**PROBLEM**
Return the count of lines that hold the string "России", with no other words.

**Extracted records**
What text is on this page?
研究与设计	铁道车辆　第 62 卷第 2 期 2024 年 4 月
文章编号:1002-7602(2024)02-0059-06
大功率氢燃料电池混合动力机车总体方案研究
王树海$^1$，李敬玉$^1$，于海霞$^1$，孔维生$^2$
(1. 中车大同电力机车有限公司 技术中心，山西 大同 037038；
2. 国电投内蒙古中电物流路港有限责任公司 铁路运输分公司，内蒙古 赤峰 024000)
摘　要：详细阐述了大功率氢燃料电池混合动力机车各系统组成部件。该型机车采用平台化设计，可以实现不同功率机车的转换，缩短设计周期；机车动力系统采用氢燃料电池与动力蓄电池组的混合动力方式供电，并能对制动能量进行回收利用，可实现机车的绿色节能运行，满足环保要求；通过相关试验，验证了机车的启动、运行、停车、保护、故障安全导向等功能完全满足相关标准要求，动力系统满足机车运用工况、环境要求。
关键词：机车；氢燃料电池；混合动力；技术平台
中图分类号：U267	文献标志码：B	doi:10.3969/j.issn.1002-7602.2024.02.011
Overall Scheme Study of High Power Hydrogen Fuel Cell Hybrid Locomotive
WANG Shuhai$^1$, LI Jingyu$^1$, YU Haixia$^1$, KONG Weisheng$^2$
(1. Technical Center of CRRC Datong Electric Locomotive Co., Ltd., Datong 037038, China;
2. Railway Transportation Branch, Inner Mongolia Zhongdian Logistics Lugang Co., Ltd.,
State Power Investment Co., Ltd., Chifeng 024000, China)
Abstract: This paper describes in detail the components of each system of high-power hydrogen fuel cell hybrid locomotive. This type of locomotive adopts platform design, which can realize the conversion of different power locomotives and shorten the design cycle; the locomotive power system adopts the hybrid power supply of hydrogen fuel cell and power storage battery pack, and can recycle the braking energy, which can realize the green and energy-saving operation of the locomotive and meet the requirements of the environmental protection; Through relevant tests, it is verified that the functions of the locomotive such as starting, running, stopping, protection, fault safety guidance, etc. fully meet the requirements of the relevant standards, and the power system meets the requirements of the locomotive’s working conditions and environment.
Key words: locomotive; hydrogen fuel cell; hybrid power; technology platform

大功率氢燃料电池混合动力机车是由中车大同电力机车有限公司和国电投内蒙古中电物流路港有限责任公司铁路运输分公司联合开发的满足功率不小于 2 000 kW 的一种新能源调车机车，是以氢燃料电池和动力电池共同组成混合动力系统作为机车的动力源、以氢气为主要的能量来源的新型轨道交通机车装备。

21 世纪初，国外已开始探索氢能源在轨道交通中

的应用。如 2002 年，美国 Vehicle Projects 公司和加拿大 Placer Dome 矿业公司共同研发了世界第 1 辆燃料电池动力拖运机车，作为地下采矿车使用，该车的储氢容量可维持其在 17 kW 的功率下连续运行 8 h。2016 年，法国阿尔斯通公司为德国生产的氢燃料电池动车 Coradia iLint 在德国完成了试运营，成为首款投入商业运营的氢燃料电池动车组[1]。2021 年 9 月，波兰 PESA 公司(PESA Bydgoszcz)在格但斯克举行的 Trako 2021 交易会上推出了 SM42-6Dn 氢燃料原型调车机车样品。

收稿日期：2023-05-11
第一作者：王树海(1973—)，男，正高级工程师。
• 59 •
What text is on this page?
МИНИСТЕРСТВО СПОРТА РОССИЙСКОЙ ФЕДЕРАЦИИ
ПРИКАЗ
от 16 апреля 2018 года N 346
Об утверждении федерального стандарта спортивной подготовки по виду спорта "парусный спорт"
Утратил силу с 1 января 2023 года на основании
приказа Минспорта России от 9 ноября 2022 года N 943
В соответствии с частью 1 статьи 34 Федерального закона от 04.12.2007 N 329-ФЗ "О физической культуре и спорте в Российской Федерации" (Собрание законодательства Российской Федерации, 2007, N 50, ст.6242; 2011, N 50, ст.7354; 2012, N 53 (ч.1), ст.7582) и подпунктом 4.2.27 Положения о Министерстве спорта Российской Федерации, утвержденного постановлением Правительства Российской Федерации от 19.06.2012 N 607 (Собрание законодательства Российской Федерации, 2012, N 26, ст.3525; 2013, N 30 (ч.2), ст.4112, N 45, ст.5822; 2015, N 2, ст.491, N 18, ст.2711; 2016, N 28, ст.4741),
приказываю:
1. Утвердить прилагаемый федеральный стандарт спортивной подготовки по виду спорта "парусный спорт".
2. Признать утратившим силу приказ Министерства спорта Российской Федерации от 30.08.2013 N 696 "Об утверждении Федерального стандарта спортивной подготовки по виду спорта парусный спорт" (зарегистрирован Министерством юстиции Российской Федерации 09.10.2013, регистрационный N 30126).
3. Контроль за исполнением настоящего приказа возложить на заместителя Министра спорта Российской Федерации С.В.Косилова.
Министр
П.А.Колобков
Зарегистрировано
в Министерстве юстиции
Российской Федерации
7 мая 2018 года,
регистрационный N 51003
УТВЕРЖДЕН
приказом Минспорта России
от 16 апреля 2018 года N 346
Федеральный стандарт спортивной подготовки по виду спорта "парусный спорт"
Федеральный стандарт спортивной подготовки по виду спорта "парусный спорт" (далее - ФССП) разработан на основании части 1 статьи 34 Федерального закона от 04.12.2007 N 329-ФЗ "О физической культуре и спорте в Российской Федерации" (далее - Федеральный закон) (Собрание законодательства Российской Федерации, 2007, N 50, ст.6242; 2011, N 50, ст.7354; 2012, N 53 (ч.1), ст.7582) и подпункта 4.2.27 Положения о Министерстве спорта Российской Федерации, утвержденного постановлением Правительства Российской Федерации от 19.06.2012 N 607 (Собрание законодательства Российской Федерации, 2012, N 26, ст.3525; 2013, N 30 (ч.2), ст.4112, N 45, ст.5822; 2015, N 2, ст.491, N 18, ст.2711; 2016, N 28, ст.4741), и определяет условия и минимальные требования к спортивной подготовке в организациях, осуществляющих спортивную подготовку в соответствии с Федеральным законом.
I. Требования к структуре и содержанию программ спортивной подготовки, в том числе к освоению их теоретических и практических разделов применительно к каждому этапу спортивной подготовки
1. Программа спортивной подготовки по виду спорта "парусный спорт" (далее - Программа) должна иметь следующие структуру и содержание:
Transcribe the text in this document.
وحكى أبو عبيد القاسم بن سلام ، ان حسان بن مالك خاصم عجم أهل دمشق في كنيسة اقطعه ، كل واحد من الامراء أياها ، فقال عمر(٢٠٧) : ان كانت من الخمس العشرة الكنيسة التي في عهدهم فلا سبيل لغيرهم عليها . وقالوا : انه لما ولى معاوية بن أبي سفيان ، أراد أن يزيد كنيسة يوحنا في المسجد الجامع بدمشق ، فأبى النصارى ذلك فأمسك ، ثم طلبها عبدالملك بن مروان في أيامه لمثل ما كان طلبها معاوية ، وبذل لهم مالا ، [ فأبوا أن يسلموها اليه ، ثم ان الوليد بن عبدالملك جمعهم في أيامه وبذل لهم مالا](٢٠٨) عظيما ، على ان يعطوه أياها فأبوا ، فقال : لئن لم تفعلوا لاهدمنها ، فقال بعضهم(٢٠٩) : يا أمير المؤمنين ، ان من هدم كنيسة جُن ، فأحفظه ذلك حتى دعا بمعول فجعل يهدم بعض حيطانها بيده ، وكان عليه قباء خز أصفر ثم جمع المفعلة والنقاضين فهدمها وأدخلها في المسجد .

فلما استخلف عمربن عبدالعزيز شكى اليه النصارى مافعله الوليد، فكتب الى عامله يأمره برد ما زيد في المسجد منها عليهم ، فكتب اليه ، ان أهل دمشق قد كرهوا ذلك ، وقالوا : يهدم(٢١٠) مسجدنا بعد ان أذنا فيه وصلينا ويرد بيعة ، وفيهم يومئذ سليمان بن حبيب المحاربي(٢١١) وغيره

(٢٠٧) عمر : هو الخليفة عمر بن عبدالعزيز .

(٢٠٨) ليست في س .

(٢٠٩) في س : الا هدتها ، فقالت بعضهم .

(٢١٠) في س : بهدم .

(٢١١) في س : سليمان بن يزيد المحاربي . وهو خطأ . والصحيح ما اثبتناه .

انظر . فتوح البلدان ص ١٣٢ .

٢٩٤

**RESULT**
2